Goal: Write out the full set of records exactly. Any pictures in them do not belong in the copy.

Data provided:
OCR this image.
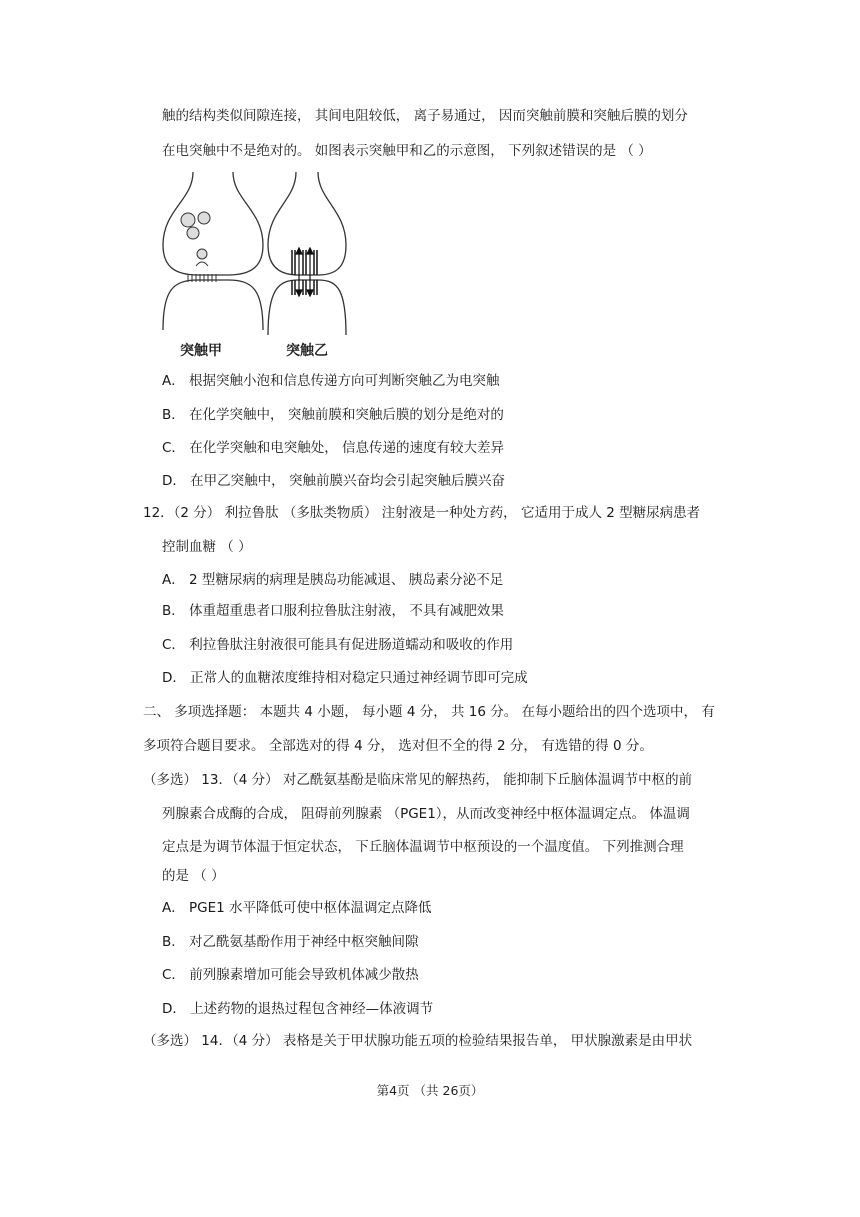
触的结构类似间隙连接， 其间电阻较低， 离子易通过， 因而突触前膜和突触后膜的划分
在电突触中不是绝对的。 如图表示突触甲和乙的示意图， 下列叙述错误的是 （ ）
突触甲	突触乙
A． 根据突触小泡和信息传递方向可判断突触乙为电突触
B． 在化学突触中， 突触前膜和突触后膜的划分是绝对的
C． 在化学突触和电突触处， 信息传递的速度有较大差异
D． 在甲乙突触中， 突触前膜兴奋均会引起突触后膜兴奋
12．（2 分） 利拉鲁肽 （多肽类物质） 注射液是一种处方药， 它适用于成人 2 型糖尿病患者
控制血糖 （ ）
A． 2 型糖尿病的病理是胰岛功能减退、 胰岛素分泌不足
B． 体重超重患者口服利拉鲁肽注射液， 不具有减肥效果
C． 利拉鲁肽注射液很可能具有促进肠道蠕动和吸收的作用
D． 正常人的血糖浓度维持相对稳定只通过神经调节即可完成
二、 多项选择题： 本题共 4 小题， 每小题 4 分， 共 16 分。 在每小题给出的四个选项中， 有
多项符合题目要求。 全部选对的得 4 分， 选对但不全的得 2 分， 有选错的得 0 分。
（多选） 13．（4 分） 对乙酰氨基酚是临床常见的解热药， 能抑制下丘脑体温调节中枢的前
列腺素合成酶的合成， 阻碍前列腺素 （PGE1），从而改变神经中枢体温调定点。 体温调
定点是为调节体温于恒定状态， 下丘脑体温调节中枢预设的一个温度值。 下列推测合理
的是 （ ）
A． PGE1 水平降低可使中枢体温调定点降低
B． 对乙酰氨基酚作用于神经中枢突触间隙
C． 前列腺素增加可能会导致机体减少散热
D． 上述药物的退热过程包含神经—体液调节
（多选） 14．（4 分） 表格是关于甲状腺功能五项的检验结果报告单， 甲状腺激素是由甲状
第4页 （共 26页）
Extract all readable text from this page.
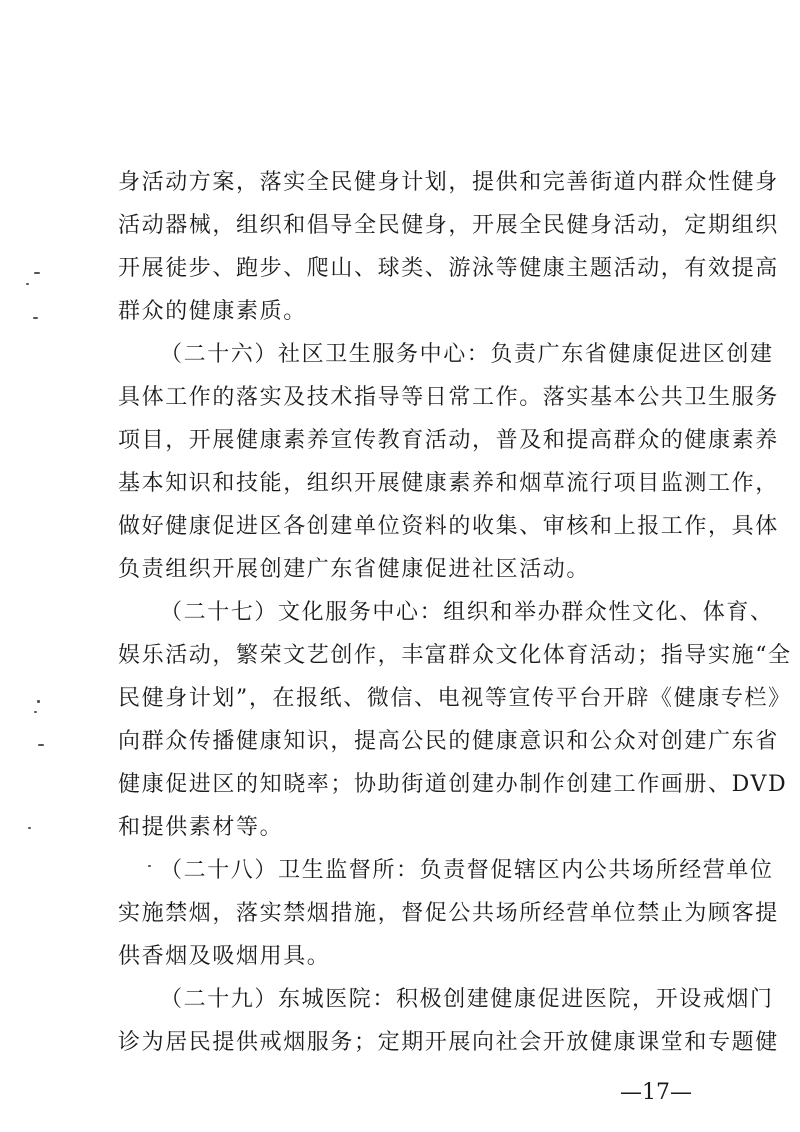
身活动方案，落实全民健身计划，提供和完善街道内群众性健身
活动器械，组织和倡导全民健身，开展全民健身活动，定期组织
开展徒步、跑步、爬山、球类、游泳等健康主题活动，有效提高
群众的健康素质。
（二十六）社区卫生服务中心：负责广东省健康促进区创建
具体工作的落实及技术指导等日常工作。落实基本公共卫生服务
项目，开展健康素养宣传教育活动，普及和提高群众的健康素养
基本知识和技能，组织开展健康素养和烟草流行项目监测工作，
做好健康促进区各创建单位资料的收集、审核和上报工作，具体
负责组织开展创建广东省健康促进社区活动。
（二十七）文化服务中心：组织和举办群众性文化、体育、
娱乐活动，繁荣文艺创作，丰富群众文化体育活动；指导实施“全
民健身计划”，在报纸、微信、电视等宣传平台开辟《健康专栏》
向群众传播健康知识，提高公民的健康意识和公众对创建广东省
健康促进区的知晓率；协助街道创建办制作创建工作画册、DVD
和提供素材等。
（二十八）卫生监督所：负责督促辖区内公共场所经营单位
实施禁烟，落实禁烟措施，督促公共场所经营单位禁止为顾客提
供香烟及吸烟用具。
（二十九）东城医院：积极创建健康促进医院，开设戒烟门
诊为居民提供戒烟服务；定期开展向社会开放健康课堂和专题健
—17—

Problem solution:
OCR this image.
触的结构类似间隙连接， 其间电阻较低， 离子易通过， 因而突触前膜和突触后膜的划分
在电突触中不是绝对的。 如图表示突触甲和乙的示意图， 下列叙述错误的是 （ ）
突触甲	突触乙
A． 根据突触小泡和信息传递方向可判断突触乙为电突触
B． 在化学突触中， 突触前膜和突触后膜的划分是绝对的
C． 在化学突触和电突触处， 信息传递的速度有较大差异
D． 在甲乙突触中， 突触前膜兴奋均会引起突触后膜兴奋
12．（2 分） 利拉鲁肽 （多肽类物质） 注射液是一种处方药， 它适用于成人 2 型糖尿病患者
控制血糖 （ ）
A． 2 型糖尿病的病理是胰岛功能减退、 胰岛素分泌不足
B． 体重超重患者口服利拉鲁肽注射液， 不具有减肥效果
C． 利拉鲁肽注射液很可能具有促进肠道蠕动和吸收的作用
D． 正常人的血糖浓度维持相对稳定只通过神经调节即可完成
二、 多项选择题： 本题共 4 小题， 每小题 4 分， 共 16 分。 在每小题给出的四个选项中， 有
多项符合题目要求。 全部选对的得 4 分， 选对但不全的得 2 分， 有选错的得 0 分。
（多选） 13．（4 分） 对乙酰氨基酚是临床常见的解热药， 能抑制下丘脑体温调节中枢的前
列腺素合成酶的合成， 阻碍前列腺素 （PGE1），从而改变神经中枢体温调定点。 体温调
定点是为调节体温于恒定状态， 下丘脑体温调节中枢预设的一个温度值。 下列推测合理
的是 （ ）
A． PGE1 水平降低可使中枢体温调定点降低
B． 对乙酰氨基酚作用于神经中枢突触间隙
C． 前列腺素增加可能会导致机体减少散热
D． 上述药物的退热过程包含神经—体液调节
（多选） 14．（4 分） 表格是关于甲状腺功能五项的检验结果报告单， 甲状腺激素是由甲状
第4页 （共 26页）
Extract all readable text from this page.
身活动方案，落实全民健身计划，提供和完善街道内群众性健身
活动器械，组织和倡导全民健身，开展全民健身活动，定期组织
开展徒步、跑步、爬山、球类、游泳等健康主题活动，有效提高
群众的健康素质。
（二十六）社区卫生服务中心：负责广东省健康促进区创建
具体工作的落实及技术指导等日常工作。落实基本公共卫生服务
项目，开展健康素养宣传教育活动，普及和提高群众的健康素养
基本知识和技能，组织开展健康素养和烟草流行项目监测工作，
做好健康促进区各创建单位资料的收集、审核和上报工作，具体
负责组织开展创建广东省健康促进社区活动。
（二十七）文化服务中心：组织和举办群众性文化、体育、
娱乐活动，繁荣文艺创作，丰富群众文化体育活动；指导实施“全
民健身计划”，在报纸、微信、电视等宣传平台开辟《健康专栏》
向群众传播健康知识，提高公民的健康意识和公众对创建广东省
健康促进区的知晓率；协助街道创建办制作创建工作画册、DVD
和提供素材等。
（二十八）卫生监督所：负责督促辖区内公共场所经营单位
实施禁烟，落实禁烟措施，督促公共场所经营单位禁止为顾客提
供香烟及吸烟用具。
（二十九）东城医院：积极创建健康促进医院，开设戒烟门
诊为居民提供戒烟服务；定期开展向社会开放健康课堂和专题健
—17—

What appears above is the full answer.